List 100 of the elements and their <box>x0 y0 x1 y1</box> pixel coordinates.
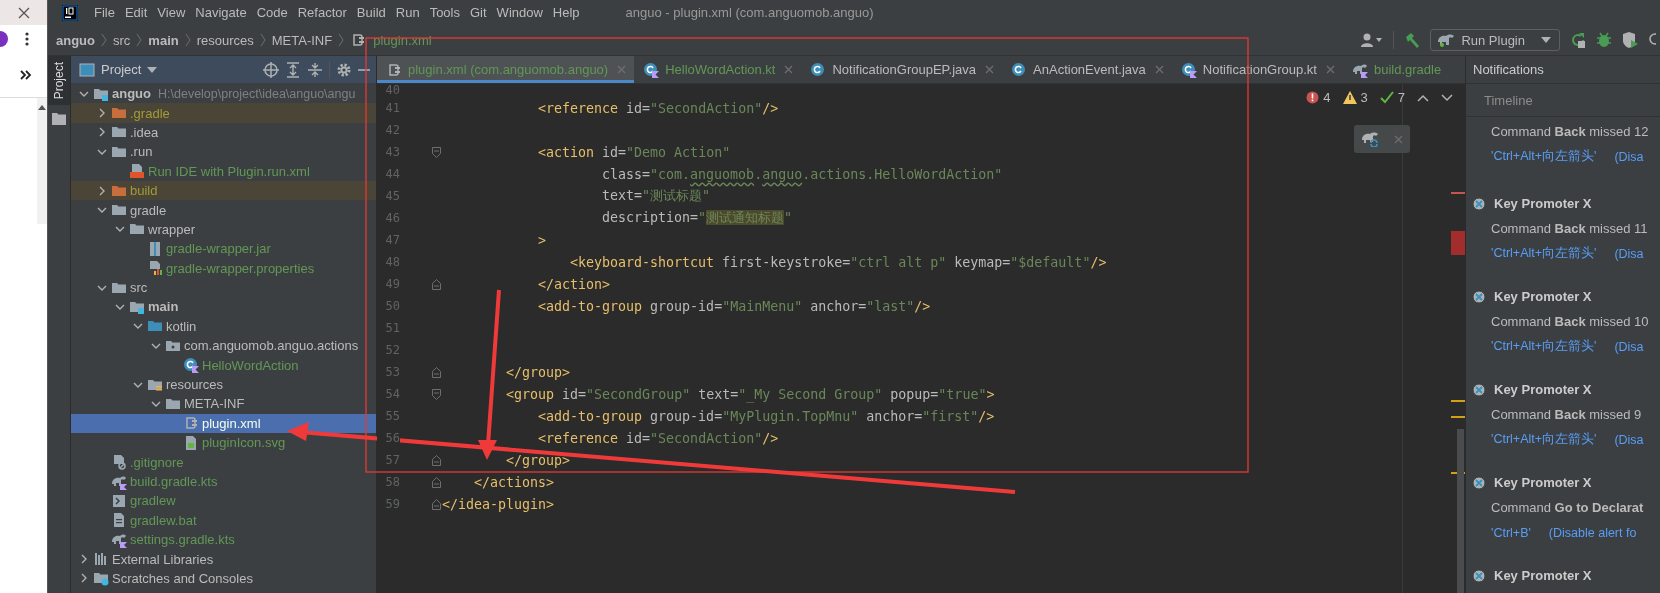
breadcrumb-item[interactable]: anguo <box>56 32 95 48</box>
tree-item[interactable]: build.gradle.kts <box>71 471 376 492</box>
menu-item[interactable]: Build <box>356 5 386 20</box>
fold-marker-icon[interactable] <box>432 366 441 378</box>
shield-icon[interactable] <box>1622 32 1638 48</box>
scroll-up-icon[interactable] <box>37 104 47 110</box>
breadcrumb-item[interactable]: src <box>113 32 131 48</box>
tree-item[interactable]: wrapper <box>71 219 376 240</box>
disable-alert-link[interactable]: (Disa <box>1614 432 1644 447</box>
chevron-right-icon[interactable] <box>97 108 107 119</box>
panel-title[interactable]: Project <box>101 62 142 77</box>
tree-item[interactable]: gradle-wrapper.jar <box>71 239 376 259</box>
tree-item[interactable]: Run IDE with Plugin.run.xml <box>71 161 376 181</box>
menu-item[interactable]: File <box>94 5 115 20</box>
shortcut-link[interactable]: 'Ctrl+B' <box>1491 525 1531 540</box>
run-configuration-dropdown[interactable]: Run Plugin <box>1430 29 1560 51</box>
error-marker[interactable] <box>1451 231 1465 255</box>
tree-item[interactable]: gradle-wrapper.properties <box>71 258 376 278</box>
avatar-icon[interactable] <box>0 31 8 47</box>
tree-item[interactable]: anguo H:\develop\project\idea\anguo\angu <box>71 84 376 104</box>
tree-item[interactable]: .idea <box>71 122 376 143</box>
menu-item[interactable]: Help <box>552 5 580 20</box>
warning-marker[interactable] <box>1451 400 1465 402</box>
shortcut-link[interactable]: 'Ctrl+Alt+向左箭头' <box>1491 148 1597 165</box>
tree-item[interactable]: .run <box>71 142 376 162</box>
chevron-right-icon[interactable] <box>97 127 107 138</box>
close-icon[interactable] <box>17 6 30 19</box>
menu-item[interactable]: View <box>157 5 186 20</box>
chevron-right-icon[interactable] <box>97 185 107 196</box>
tree-item[interactable]: build <box>71 180 376 201</box>
shortcut-link[interactable]: 'Ctrl+Alt+向左箭头' <box>1491 431 1597 448</box>
fold-marker-icon[interactable] <box>432 278 441 290</box>
tree-item[interactable]: gradlew <box>71 491 376 511</box>
editor-tab[interactable]: NotificationGroupEP.java <box>801 56 1003 83</box>
search-icon[interactable] <box>1648 32 1656 48</box>
load-gradle-changes-button[interactable] <box>1354 125 1410 153</box>
chevron-down-icon[interactable] <box>1441 93 1453 102</box>
chevron-right-icon[interactable] <box>79 573 89 584</box>
caret-icon[interactable] <box>147 66 158 73</box>
collapse-all-icon[interactable] <box>307 61 323 78</box>
tree-item[interactable]: resources <box>71 374 376 395</box>
user-icon[interactable] <box>1361 32 1384 48</box>
inspection-counter[interactable]: 7 <box>1379 90 1405 105</box>
breadcrumb-item[interactable]: META-INF <box>271 32 333 48</box>
disable-alert-link[interactable]: (Disable alert fo <box>1548 525 1637 540</box>
tree-item[interactable]: META-INF <box>71 394 376 414</box>
tree-item[interactable]: External Libraries <box>71 549 376 569</box>
shortcut-link[interactable]: 'Ctrl+Alt+向左箭头' <box>1491 338 1597 355</box>
tree-item[interactable]: kotlin <box>71 316 376 337</box>
tree-item[interactable]: gradlew.bat <box>71 510 376 530</box>
menu-item[interactable]: Edit <box>124 5 148 20</box>
tree-item[interactable]: .gradle <box>71 103 376 123</box>
folder-icon[interactable] <box>52 113 66 126</box>
chevron-down-icon[interactable] <box>115 302 125 312</box>
expand-all-icon[interactable] <box>285 61 301 78</box>
shortcut-link[interactable]: 'Ctrl+Alt+向左箭头' <box>1491 245 1597 262</box>
fold-marker-icon[interactable] <box>432 146 441 158</box>
menu-item[interactable]: Tools <box>429 5 460 20</box>
tree-item[interactable]: gradle <box>71 200 376 220</box>
breadcrumb-item[interactable]: resources <box>196 32 254 48</box>
error-marker[interactable] <box>1451 192 1465 194</box>
chevron-icon[interactable] <box>20 70 32 80</box>
chevron-up-icon[interactable] <box>1417 93 1429 102</box>
locate-icon[interactable] <box>263 61 279 78</box>
tree-item[interactable]: HelloWordAction <box>71 355 376 375</box>
rerun-icon[interactable] <box>1570 32 1586 48</box>
tree-item[interactable]: settings.gradle.kts <box>71 530 376 550</box>
inspection-counter[interactable]: 4 <box>1306 90 1331 105</box>
tree-item[interactable]: .gitignore <box>71 452 376 472</box>
breadcrumb-item[interactable]: main <box>148 32 179 48</box>
fold-marker-icon[interactable] <box>432 476 441 488</box>
more-icon[interactable] <box>25 32 29 46</box>
disable-alert-link[interactable]: (Disa <box>1614 246 1644 261</box>
bug-icon[interactable] <box>1596 32 1612 48</box>
tree-item[interactable]: pluginIcon.svg <box>71 433 376 453</box>
tree-item[interactable]: src <box>71 277 376 298</box>
editor-tab[interactable]: AnActionEvent.java <box>1002 56 1172 83</box>
menu-item[interactable]: Window <box>496 5 543 20</box>
tree-item[interactable]: plugin.xml <box>71 413 376 434</box>
warning-marker[interactable] <box>1451 416 1465 418</box>
tree-item[interactable]: com.anguomob.anguo.actions <box>71 336 376 356</box>
menu-item[interactable]: Code <box>256 5 288 20</box>
tree-item[interactable]: Scratches and Consoles <box>71 568 376 589</box>
editor-tab[interactable]: build.gradle <box>1342 56 1456 83</box>
fold-marker-icon[interactable] <box>432 454 441 466</box>
editor-tab[interactable]: HelloWordAction.kt <box>634 56 802 83</box>
hammer-icon[interactable] <box>1404 32 1421 48</box>
chevron-right-icon[interactable] <box>79 554 89 565</box>
menu-item[interactable]: Navigate <box>195 5 247 20</box>
fold-marker-icon[interactable] <box>432 498 441 510</box>
menu-item[interactable]: Refactor <box>297 5 347 20</box>
menu-item[interactable]: Git <box>470 5 487 20</box>
menu-item[interactable]: Run <box>395 5 420 20</box>
scrollbar-thumb[interactable] <box>1457 429 1464 593</box>
fold-marker-icon[interactable] <box>432 388 441 400</box>
settings-icon[interactable] <box>336 61 352 78</box>
tree-item[interactable]: main <box>71 297 376 317</box>
disable-alert-link[interactable]: (Disa <box>1614 339 1644 354</box>
disable-alert-link[interactable]: (Disa <box>1614 149 1644 164</box>
project-tool-window-button[interactable]: Project <box>48 56 70 106</box>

Your task: State how many lines of the listing above contain the string "idea". Give the number alone.

Result: 2